SET PROBLEM: Scan the material and copy every line in which "JSON" appears.

(Records that describe figures)

* * *

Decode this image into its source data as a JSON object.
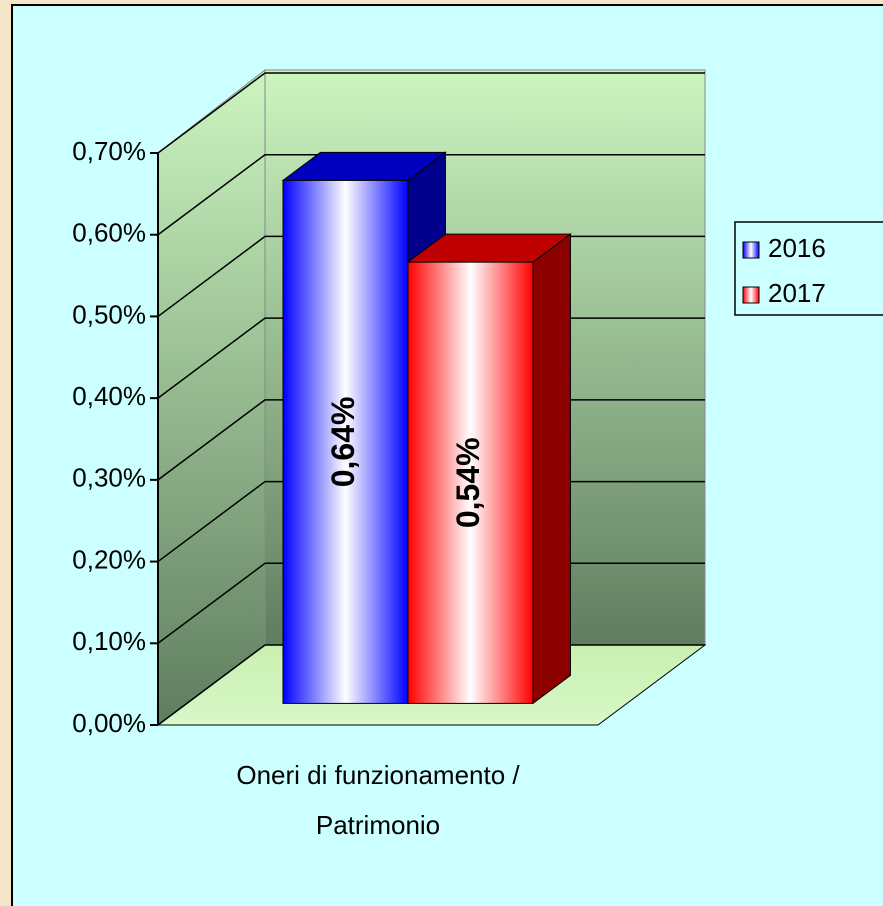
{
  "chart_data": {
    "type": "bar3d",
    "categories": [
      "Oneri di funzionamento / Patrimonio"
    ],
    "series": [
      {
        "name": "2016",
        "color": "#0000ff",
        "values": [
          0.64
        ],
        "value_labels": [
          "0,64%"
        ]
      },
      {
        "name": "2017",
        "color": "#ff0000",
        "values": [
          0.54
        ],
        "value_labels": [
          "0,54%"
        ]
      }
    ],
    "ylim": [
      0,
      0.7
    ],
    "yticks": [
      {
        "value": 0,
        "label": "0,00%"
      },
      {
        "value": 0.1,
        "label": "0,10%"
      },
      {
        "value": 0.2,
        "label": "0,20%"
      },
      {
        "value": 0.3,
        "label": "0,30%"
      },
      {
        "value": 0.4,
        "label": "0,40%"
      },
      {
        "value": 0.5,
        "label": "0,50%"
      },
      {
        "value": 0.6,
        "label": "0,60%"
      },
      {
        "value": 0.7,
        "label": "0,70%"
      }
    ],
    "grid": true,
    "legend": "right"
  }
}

* * *

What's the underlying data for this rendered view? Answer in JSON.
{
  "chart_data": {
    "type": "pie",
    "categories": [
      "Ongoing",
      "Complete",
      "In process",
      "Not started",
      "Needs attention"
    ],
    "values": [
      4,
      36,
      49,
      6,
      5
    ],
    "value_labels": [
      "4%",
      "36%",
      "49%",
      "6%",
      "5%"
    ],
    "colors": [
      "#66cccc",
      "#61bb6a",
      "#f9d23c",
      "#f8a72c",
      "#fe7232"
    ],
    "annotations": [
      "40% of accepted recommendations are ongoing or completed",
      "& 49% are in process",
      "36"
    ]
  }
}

* * *

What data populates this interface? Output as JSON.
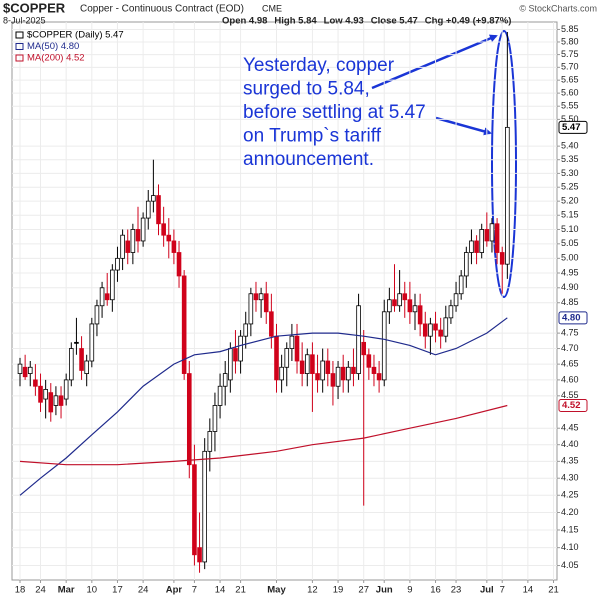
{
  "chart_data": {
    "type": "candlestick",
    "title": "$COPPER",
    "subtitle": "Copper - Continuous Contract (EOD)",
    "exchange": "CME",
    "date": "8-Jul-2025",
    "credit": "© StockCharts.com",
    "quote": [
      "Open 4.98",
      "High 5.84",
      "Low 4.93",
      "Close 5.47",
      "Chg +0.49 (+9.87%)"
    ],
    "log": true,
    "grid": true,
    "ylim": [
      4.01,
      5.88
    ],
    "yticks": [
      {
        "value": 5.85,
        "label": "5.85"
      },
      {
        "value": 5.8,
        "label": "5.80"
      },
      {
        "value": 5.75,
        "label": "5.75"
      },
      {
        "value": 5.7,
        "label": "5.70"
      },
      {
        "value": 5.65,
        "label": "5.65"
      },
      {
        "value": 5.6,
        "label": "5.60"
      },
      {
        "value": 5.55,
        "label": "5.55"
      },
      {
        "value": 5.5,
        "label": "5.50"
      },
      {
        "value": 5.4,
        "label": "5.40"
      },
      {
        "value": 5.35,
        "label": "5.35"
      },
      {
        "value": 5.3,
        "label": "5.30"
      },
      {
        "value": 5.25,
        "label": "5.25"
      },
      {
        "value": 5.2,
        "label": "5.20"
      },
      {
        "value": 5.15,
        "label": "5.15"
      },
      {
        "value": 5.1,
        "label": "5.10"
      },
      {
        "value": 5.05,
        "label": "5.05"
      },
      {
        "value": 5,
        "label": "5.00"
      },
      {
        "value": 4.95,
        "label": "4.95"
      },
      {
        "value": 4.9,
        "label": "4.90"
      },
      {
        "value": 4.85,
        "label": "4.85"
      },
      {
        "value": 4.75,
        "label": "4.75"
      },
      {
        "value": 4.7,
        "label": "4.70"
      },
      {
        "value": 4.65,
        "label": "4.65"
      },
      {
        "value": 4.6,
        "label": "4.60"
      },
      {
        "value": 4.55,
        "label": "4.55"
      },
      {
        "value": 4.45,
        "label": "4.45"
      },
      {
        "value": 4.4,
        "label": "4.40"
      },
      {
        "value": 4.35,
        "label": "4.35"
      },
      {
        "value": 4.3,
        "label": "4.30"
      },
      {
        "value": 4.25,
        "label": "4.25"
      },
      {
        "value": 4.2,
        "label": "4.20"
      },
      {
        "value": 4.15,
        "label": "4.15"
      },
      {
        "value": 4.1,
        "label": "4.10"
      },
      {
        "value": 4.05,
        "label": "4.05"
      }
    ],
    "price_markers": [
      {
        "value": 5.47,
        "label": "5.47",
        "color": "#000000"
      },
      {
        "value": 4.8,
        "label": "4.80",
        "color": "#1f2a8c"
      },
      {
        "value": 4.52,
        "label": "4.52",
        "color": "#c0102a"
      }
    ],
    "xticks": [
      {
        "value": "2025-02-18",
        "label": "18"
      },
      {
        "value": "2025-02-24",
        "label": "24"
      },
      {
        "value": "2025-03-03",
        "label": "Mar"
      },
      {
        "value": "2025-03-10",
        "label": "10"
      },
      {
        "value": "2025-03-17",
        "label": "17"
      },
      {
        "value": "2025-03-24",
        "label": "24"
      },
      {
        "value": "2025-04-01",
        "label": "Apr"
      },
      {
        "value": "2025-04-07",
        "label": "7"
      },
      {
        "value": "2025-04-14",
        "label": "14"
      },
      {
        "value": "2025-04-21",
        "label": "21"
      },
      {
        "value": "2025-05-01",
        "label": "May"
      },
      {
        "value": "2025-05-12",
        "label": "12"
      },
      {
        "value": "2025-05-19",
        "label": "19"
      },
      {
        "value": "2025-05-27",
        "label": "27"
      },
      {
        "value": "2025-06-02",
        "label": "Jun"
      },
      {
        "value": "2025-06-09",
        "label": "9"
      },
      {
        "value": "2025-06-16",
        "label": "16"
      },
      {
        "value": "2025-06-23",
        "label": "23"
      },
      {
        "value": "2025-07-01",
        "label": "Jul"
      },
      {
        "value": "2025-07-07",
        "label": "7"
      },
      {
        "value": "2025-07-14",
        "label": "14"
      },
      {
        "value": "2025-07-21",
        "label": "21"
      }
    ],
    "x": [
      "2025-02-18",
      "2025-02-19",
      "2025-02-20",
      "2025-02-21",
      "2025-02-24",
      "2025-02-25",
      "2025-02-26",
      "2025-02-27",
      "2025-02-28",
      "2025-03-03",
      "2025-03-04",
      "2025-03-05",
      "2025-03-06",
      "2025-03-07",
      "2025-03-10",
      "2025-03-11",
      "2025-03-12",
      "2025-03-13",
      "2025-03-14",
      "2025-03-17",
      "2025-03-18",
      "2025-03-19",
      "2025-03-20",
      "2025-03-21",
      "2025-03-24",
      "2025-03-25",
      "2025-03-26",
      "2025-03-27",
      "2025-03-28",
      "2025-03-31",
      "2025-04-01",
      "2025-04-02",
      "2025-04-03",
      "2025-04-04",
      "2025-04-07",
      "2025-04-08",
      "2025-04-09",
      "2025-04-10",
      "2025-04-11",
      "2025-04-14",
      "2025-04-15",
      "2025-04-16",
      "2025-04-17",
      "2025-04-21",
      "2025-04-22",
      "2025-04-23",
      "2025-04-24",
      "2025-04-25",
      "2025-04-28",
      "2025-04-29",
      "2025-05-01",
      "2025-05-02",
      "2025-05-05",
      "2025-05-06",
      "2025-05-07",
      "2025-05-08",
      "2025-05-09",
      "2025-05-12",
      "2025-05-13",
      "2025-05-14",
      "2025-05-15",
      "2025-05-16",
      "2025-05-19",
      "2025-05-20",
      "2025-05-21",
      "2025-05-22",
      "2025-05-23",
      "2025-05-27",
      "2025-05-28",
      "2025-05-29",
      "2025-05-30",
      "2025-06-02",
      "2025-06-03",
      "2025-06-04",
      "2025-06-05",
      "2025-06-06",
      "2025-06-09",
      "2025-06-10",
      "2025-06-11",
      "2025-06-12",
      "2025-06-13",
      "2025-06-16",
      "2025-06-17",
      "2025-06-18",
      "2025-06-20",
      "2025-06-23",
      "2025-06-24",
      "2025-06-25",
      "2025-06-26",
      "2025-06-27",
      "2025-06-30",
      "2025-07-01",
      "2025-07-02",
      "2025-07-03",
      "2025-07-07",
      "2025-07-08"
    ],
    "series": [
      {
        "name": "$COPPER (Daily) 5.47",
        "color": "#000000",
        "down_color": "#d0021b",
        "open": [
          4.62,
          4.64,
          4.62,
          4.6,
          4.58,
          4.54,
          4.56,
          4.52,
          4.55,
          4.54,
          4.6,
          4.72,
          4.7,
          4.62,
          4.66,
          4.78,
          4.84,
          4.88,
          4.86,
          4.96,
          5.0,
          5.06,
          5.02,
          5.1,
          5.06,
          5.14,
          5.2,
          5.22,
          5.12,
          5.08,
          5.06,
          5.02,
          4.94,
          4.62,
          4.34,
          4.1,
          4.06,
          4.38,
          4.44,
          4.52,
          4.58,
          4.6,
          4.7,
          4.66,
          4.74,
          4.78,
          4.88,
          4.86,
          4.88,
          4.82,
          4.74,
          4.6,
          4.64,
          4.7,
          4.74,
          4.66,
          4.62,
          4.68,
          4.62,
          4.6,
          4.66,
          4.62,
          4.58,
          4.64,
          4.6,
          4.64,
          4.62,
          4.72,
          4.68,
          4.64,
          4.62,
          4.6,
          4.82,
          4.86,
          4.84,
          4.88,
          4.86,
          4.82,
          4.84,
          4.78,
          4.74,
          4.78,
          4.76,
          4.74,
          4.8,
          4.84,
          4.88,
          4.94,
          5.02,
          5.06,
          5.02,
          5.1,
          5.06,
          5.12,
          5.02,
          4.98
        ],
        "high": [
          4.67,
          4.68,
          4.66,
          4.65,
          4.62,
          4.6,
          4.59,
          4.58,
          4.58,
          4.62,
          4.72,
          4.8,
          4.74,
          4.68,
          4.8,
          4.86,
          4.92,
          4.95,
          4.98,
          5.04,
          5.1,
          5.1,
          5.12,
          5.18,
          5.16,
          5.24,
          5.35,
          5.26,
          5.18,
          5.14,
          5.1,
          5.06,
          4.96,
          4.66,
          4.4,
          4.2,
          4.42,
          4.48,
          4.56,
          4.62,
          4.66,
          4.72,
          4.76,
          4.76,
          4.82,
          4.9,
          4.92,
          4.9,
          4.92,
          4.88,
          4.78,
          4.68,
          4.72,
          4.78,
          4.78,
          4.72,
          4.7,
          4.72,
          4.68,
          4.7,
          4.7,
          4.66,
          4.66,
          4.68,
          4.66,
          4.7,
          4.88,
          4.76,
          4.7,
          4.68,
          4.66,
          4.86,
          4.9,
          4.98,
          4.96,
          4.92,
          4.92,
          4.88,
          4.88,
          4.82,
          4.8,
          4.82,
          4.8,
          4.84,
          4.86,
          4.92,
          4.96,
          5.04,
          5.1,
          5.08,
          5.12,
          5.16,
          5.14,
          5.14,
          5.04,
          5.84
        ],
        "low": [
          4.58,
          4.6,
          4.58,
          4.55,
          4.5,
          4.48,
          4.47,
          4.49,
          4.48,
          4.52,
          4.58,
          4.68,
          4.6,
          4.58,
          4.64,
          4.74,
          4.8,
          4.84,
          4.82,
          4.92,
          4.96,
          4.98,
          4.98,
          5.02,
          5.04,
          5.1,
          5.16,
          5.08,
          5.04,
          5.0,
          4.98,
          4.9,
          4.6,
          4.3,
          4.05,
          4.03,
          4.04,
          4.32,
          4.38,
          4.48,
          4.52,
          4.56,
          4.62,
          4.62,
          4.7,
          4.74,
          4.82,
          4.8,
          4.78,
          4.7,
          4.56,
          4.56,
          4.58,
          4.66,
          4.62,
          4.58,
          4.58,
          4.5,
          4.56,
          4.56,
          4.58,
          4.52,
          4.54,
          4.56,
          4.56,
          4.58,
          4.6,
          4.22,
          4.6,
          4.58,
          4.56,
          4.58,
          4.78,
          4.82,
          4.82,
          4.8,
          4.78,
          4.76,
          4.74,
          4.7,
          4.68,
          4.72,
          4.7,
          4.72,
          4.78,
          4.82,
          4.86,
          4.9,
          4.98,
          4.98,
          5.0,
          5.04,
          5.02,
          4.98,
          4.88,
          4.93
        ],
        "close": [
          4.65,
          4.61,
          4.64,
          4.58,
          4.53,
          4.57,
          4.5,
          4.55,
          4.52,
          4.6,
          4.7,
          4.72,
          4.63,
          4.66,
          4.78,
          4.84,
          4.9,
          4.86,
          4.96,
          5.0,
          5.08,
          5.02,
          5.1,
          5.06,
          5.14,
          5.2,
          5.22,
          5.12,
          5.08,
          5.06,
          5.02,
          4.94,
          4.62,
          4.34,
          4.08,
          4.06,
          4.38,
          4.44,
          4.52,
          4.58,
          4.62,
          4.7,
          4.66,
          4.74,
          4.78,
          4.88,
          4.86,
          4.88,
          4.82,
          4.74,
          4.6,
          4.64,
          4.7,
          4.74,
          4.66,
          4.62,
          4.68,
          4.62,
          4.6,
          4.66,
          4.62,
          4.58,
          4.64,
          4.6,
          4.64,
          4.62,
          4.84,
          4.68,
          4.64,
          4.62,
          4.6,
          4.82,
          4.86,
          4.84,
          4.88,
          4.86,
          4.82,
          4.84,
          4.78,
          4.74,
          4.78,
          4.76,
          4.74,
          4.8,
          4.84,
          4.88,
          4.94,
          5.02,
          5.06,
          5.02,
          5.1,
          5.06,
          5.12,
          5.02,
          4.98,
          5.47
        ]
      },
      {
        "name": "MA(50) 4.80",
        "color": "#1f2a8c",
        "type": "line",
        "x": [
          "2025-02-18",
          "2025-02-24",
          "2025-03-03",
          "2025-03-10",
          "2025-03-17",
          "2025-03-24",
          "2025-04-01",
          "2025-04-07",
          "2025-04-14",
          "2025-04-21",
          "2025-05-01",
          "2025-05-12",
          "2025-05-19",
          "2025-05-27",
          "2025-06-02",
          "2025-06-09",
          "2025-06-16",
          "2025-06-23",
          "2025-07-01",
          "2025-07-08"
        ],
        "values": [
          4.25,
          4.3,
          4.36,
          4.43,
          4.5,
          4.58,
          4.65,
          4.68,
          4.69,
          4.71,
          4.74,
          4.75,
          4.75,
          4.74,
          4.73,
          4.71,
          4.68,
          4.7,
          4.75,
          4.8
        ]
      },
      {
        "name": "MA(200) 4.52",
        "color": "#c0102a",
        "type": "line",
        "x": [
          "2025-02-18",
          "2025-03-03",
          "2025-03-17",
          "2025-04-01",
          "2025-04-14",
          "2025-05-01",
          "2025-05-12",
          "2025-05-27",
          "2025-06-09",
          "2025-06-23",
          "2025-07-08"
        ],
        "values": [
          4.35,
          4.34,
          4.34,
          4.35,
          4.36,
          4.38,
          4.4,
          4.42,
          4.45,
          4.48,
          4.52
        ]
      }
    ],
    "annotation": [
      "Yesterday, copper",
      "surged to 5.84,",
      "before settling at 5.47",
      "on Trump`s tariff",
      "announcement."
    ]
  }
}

* * *

FULL ANSWER:
Decode this image into its source data as a JSON object.
What's the underlying data for this rendered view? Answer in JSON.
What data populates this interface? Output as JSON.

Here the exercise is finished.